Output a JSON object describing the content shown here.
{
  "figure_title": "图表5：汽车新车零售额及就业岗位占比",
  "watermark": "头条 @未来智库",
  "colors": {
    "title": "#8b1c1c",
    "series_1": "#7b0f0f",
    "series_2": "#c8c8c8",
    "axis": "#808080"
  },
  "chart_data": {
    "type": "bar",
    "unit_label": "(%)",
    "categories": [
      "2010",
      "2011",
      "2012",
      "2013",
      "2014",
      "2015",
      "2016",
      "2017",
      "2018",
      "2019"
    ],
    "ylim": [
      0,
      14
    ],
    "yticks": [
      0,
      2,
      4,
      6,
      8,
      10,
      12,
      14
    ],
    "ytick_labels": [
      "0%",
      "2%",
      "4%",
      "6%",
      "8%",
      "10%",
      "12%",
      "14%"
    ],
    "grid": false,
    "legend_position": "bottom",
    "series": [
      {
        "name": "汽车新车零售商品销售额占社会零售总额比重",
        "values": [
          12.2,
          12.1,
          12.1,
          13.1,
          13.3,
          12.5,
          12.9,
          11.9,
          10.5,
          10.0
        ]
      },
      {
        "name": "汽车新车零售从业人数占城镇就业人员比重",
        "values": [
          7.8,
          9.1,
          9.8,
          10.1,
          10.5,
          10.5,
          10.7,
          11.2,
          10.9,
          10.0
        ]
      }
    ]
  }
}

◆ ◆ ◆ ◆ ◆ ◆ ◆

— Exercise requirements —
Go through the listing above and locate each line that holds the word "name". Copy those lines.

— Solution below —
        "name": "汽车新车零售商品销售额占社会零售总额比重",
        "name": "汽车新车零售从业人数占城镇就业人员比重",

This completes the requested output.